(Stored items from a collection)
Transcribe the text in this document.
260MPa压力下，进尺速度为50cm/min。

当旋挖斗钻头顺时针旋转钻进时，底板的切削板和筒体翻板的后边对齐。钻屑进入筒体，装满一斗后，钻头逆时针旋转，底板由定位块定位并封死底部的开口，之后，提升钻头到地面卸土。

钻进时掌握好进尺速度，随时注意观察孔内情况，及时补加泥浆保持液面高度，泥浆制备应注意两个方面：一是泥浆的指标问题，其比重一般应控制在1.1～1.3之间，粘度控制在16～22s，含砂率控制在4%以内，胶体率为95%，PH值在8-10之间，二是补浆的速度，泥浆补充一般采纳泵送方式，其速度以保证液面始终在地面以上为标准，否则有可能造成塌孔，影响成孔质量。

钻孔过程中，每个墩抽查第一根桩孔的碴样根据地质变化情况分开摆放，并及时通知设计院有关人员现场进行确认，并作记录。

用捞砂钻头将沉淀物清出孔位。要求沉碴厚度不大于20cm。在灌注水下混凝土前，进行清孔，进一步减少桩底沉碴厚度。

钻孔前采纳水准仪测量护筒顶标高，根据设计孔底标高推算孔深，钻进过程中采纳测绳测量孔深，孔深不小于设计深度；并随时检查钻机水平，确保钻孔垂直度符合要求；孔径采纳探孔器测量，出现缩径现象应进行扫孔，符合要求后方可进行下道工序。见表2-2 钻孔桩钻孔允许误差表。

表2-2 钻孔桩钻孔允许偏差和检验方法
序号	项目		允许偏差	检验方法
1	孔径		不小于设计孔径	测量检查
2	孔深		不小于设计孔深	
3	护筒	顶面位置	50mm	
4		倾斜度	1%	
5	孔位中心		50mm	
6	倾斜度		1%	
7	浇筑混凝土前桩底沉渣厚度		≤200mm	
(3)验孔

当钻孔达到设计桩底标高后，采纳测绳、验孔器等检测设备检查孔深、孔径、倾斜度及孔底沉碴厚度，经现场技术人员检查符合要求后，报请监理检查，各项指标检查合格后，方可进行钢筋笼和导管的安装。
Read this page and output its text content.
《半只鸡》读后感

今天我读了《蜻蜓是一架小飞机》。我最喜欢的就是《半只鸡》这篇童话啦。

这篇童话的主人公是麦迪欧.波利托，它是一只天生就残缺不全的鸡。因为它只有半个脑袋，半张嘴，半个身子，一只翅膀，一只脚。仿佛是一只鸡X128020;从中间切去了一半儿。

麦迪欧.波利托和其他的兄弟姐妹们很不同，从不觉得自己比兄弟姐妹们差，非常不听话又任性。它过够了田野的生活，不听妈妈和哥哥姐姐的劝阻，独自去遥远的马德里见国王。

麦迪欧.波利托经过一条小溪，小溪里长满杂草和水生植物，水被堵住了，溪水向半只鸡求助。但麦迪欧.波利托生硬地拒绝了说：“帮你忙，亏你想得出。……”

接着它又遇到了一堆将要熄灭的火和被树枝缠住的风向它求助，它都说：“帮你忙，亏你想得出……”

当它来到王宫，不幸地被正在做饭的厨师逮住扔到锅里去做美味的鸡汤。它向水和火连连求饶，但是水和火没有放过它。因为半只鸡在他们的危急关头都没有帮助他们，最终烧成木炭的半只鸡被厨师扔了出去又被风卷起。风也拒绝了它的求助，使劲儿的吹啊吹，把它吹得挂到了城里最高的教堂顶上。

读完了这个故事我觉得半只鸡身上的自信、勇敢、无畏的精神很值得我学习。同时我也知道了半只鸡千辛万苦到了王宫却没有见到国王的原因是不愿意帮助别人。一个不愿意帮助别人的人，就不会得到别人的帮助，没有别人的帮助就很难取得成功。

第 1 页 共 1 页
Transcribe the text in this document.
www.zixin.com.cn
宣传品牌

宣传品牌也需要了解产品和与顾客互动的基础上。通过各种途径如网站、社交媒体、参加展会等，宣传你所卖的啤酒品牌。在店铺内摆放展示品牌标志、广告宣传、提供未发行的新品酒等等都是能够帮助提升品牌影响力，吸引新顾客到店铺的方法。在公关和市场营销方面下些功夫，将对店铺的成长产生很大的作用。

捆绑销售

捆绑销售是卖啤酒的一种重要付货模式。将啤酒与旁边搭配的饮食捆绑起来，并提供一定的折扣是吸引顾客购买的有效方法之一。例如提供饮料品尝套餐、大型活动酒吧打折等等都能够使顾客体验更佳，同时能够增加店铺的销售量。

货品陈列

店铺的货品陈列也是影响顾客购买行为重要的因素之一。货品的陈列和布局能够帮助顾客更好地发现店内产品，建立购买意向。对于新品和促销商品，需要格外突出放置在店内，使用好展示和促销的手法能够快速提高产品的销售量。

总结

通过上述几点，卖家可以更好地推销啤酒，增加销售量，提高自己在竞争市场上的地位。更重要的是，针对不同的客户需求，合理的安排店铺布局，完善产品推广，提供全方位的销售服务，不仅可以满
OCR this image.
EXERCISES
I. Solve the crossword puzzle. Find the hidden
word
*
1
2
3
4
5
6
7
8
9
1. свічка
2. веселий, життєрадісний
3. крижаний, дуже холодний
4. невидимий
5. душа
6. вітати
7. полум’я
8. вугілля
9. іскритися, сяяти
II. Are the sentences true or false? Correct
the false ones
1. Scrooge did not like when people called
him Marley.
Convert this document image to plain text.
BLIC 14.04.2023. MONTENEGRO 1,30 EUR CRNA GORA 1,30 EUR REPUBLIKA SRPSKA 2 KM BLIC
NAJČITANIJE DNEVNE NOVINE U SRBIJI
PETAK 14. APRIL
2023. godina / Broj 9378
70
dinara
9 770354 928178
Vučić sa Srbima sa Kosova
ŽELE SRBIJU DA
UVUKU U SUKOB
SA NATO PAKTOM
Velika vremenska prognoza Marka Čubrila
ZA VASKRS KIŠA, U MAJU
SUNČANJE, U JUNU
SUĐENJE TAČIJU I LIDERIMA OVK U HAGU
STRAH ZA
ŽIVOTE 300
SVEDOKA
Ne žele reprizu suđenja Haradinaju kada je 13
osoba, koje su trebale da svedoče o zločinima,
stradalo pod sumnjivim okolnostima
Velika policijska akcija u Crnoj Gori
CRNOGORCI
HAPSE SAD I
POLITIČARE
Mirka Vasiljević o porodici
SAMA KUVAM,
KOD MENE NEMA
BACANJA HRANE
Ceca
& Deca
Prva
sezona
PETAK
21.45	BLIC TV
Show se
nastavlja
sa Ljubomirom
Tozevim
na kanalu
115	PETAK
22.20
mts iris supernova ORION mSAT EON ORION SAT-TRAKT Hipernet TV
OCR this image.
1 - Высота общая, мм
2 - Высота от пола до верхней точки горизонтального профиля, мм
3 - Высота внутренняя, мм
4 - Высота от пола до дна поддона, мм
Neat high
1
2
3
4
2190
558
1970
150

What you need to do: All of the material must be reproduced exactly.

Written response:
Transcribe the text in this document.
260MPa压力下，进尺速度为50cm/min。

当旋挖斗钻头顺时针旋转钻进时，底板的切削板和筒体翻板的后边对齐。钻屑进入筒体，装满一斗后，钻头逆时针旋转，底板由定位块定位并封死底部的开口，之后，提升钻头到地面卸土。

钻进时掌握好进尺速度，随时注意观察孔内情况，及时补加泥浆保持液面高度，泥浆制备应注意两个方面：一是泥浆的指标问题，其比重一般应控制在1.1～1.3之间，粘度控制在16～22s，含砂率控制在4%以内，胶体率为95%，PH值在8-10之间，二是补浆的速度，泥浆补充一般采纳泵送方式，其速度以保证液面始终在地面以上为标准，否则有可能造成塌孔，影响成孔质量。

钻孔过程中，每个墩抽查第一根桩孔的碴样根据地质变化情况分开摆放，并及时通知设计院有关人员现场进行确认，并作记录。

用捞砂钻头将沉淀物清出孔位。要求沉碴厚度不大于20cm。在灌注水下混凝土前，进行清孔，进一步减少桩底沉碴厚度。

钻孔前采纳水准仪测量护筒顶标高，根据设计孔底标高推算孔深，钻进过程中采纳测绳测量孔深，孔深不小于设计深度；并随时检查钻机水平，确保钻孔垂直度符合要求；孔径采纳探孔器测量，出现缩径现象应进行扫孔，符合要求后方可进行下道工序。见表2-2 钻孔桩钻孔允许误差表。

表2-2 钻孔桩钻孔允许偏差和检验方法
序号	项目		允许偏差	检验方法
1	孔径		不小于设计孔径	测量检查
2	孔深		不小于设计孔深	
3	护筒	顶面位置	50mm	
4		倾斜度	1%	
5	孔位中心		50mm	
6	倾斜度		1%	
7	浇筑混凝土前桩底沉渣厚度		≤200mm	
(3)验孔

当钻孔达到设计桩底标高后，采纳测绳、验孔器等检测设备检查孔深、孔径、倾斜度及孔底沉碴厚度，经现场技术人员检查符合要求后，报请监理检查，各项指标检查合格后，方可进行钢筋笼和导管的安装。
Read this page and output its text content.
《半只鸡》读后感

今天我读了《蜻蜓是一架小飞机》。我最喜欢的就是《半只鸡》这篇童话啦。

这篇童话的主人公是麦迪欧.波利托，它是一只天生就残缺不全的鸡。因为它只有半个脑袋，半张嘴，半个身子，一只翅膀，一只脚。仿佛是一只鸡X128020;从中间切去了一半儿。

麦迪欧.波利托和其他的兄弟姐妹们很不同，从不觉得自己比兄弟姐妹们差，非常不听话又任性。它过够了田野的生活，不听妈妈和哥哥姐姐的劝阻，独自去遥远的马德里见国王。

麦迪欧.波利托经过一条小溪，小溪里长满杂草和水生植物，水被堵住了，溪水向半只鸡求助。但麦迪欧.波利托生硬地拒绝了说：“帮你忙，亏你想得出。……”

接着它又遇到了一堆将要熄灭的火和被树枝缠住的风向它求助，它都说：“帮你忙，亏你想得出……”

当它来到王宫，不幸地被正在做饭的厨师逮住扔到锅里去做美味的鸡汤。它向水和火连连求饶，但是水和火没有放过它。因为半只鸡在他们的危急关头都没有帮助他们，最终烧成木炭的半只鸡被厨师扔了出去又被风卷起。风也拒绝了它的求助，使劲儿的吹啊吹，把它吹得挂到了城里最高的教堂顶上。

读完了这个故事我觉得半只鸡身上的自信、勇敢、无畏的精神很值得我学习。同时我也知道了半只鸡千辛万苦到了王宫却没有见到国王的原因是不愿意帮助别人。一个不愿意帮助别人的人，就不会得到别人的帮助，没有别人的帮助就很难取得成功。

第 1 页 共 1 页
Transcribe the text in this document.
www.zixin.com.cn
宣传品牌

宣传品牌也需要了解产品和与顾客互动的基础上。通过各种途径如网站、社交媒体、参加展会等，宣传你所卖的啤酒品牌。在店铺内摆放展示品牌标志、广告宣传、提供未发行的新品酒等等都是能够帮助提升品牌影响力，吸引新顾客到店铺的方法。在公关和市场营销方面下些功夫，将对店铺的成长产生很大的作用。

捆绑销售

捆绑销售是卖啤酒的一种重要付货模式。将啤酒与旁边搭配的饮食捆绑起来，并提供一定的折扣是吸引顾客购买的有效方法之一。例如提供饮料品尝套餐、大型活动酒吧打折等等都能够使顾客体验更佳，同时能够增加店铺的销售量。

货品陈列

店铺的货品陈列也是影响顾客购买行为重要的因素之一。货品的陈列和布局能够帮助顾客更好地发现店内产品，建立购买意向。对于新品和促销商品，需要格外突出放置在店内，使用好展示和促销的手法能够快速提高产品的销售量。

总结

通过上述几点，卖家可以更好地推销啤酒，增加销售量，提高自己在竞争市场上的地位。更重要的是，针对不同的客户需求，合理的安排店铺布局，完善产品推广，提供全方位的销售服务，不仅可以满
OCR this image.
EXERCISES
I. Solve the crossword puzzle. Find the hidden
word
*
1
2
3
4
5
6
7
8
9
1. свічка
2. веселий, життєрадісний
3. крижаний, дуже холодний
4. невидимий
5. душа
6. вітати
7. полум’я
8. вугілля
9. іскритися, сяяти
II. Are the sentences true or false? Correct
the false ones
1. Scrooge did not like when people called
him Marley.
Convert this document image to plain text.
BLIC 14.04.2023. MONTENEGRO 1,30 EUR CRNA GORA 1,30 EUR REPUBLIKA SRPSKA 2 KM BLIC
NAJČITANIJE DNEVNE NOVINE U SRBIJI
PETAK 14. APRIL
2023. godina / Broj 9378
70
dinara
9 770354 928178
Vučić sa Srbima sa Kosova
ŽELE SRBIJU DA
UVUKU U SUKOB
SA NATO PAKTOM
Velika vremenska prognoza Marka Čubrila
ZA VASKRS KIŠA, U MAJU
SUNČANJE, U JUNU
SUĐENJE TAČIJU I LIDERIMA OVK U HAGU
STRAH ZA
ŽIVOTE 300
SVEDOKA
Ne žele reprizu suđenja Haradinaju kada je 13
osoba, koje su trebale da svedoče o zločinima,
stradalo pod sumnjivim okolnostima
Velika policijska akcija u Crnoj Gori
CRNOGORCI
HAPSE SAD I
POLITIČARE
Mirka Vasiljević o porodici
SAMA KUVAM,
KOD MENE NEMA
BACANJA HRANE
Ceca
& Deca
Prva
sezona
PETAK
21.45	BLIC TV
Show se
nastavlja
sa Ljubomirom
Tozevim
na kanalu
115	PETAK
22.20
mts iris supernova ORION mSAT EON ORION SAT-TRAKT Hipernet TV
OCR this image.
1 - Высота общая, мм
2 - Высота от пола до верхней точки горизонтального профиля, мм
3 - Высота внутренняя, мм
4 - Высота от пола до дна поддона, мм
Neat high
1
2
3
4
2190
558
1970
150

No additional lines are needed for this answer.